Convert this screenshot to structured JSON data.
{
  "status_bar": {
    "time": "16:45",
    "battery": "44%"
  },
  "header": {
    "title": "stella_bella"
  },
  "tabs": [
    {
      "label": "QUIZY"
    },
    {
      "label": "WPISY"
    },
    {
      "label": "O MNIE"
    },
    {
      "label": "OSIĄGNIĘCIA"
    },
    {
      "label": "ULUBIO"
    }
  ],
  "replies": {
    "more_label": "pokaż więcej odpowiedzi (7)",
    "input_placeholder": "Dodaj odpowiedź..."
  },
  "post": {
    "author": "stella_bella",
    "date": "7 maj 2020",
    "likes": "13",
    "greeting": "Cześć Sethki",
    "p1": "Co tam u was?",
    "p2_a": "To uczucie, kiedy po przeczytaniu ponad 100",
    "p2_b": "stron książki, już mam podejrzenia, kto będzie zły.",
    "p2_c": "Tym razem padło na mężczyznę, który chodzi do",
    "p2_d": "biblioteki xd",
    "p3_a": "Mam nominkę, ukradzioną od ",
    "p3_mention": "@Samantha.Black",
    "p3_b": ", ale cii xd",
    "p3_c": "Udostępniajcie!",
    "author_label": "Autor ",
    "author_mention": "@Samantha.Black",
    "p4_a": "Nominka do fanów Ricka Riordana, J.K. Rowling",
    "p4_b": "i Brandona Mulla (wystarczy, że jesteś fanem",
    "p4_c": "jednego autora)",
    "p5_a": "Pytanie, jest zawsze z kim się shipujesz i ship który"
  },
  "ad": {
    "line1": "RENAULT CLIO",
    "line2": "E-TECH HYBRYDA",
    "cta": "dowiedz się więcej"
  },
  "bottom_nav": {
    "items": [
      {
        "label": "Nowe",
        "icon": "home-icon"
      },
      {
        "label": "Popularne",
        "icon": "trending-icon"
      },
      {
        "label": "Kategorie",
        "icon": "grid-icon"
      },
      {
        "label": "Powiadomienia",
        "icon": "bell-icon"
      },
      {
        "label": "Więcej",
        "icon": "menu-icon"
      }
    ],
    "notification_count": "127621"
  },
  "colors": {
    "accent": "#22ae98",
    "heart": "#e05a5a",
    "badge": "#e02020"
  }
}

· · ·

_Stated task_
Reproduce the material in full, with no word added or dropped.

_Complete output_
Convert this screenshot to structured JSON data.
{
  "status_bar": {
    "time": "16:45",
    "battery": "44%"
  },
  "header": {
    "title": "stella_bella"
  },
  "tabs": [
    {
      "label": "QUIZY"
    },
    {
      "label": "WPISY"
    },
    {
      "label": "O MNIE"
    },
    {
      "label": "OSIĄGNIĘCIA"
    },
    {
      "label": "ULUBIO"
    }
  ],
  "replies": {
    "more_label": "pokaż więcej odpowiedzi (7)",
    "input_placeholder": "Dodaj odpowiedź..."
  },
  "post": {
    "author": "stella_bella",
    "date": "7 maj 2020",
    "likes": "13",
    "greeting": "Cześć Sethki",
    "p1": "Co tam u was?",
    "p2_a": "To uczucie, kiedy po przeczytaniu ponad 100",
    "p2_b": "stron książki, już mam podejrzenia, kto będzie zły.",
    "p2_c": "Tym razem padło na mężczyznę, który chodzi do",
    "p2_d": "biblioteki xd",
    "p3_a": "Mam nominkę, ukradzioną od ",
    "p3_mention": "@Samantha.Black",
    "p3_b": ", ale cii xd",
    "p3_c": "Udostępniajcie!",
    "author_label": "Autor ",
    "author_mention": "@Samantha.Black",
    "p4_a": "Nominka do fanów Ricka Riordana, J.K. Rowling",
    "p4_b": "i Brandona Mulla (wystarczy, że jesteś fanem",
    "p4_c": "jednego autora)",
    "p5_a": "Pytanie, jest zawsze z kim się shipujesz i ship który"
  },
  "ad": {
    "line1": "RENAULT CLIO",
    "line2": "E-TECH HYBRYDA",
    "cta": "dowiedz się więcej"
  },
  "bottom_nav": {
    "items": [
      {
        "label": "Nowe",
        "icon": "home-icon"
      },
      {
        "label": "Popularne",
        "icon": "trending-icon"
      },
      {
        "label": "Kategorie",
        "icon": "grid-icon"
      },
      {
        "label": "Powiadomienia",
        "icon": "bell-icon"
      },
      {
        "label": "Więcej",
        "icon": "menu-icon"
      }
    ],
    "notification_count": "127621"
  },
  "colors": {
    "accent": "#22ae98",
    "heart": "#e05a5a",
    "badge": "#e02020"
  }
}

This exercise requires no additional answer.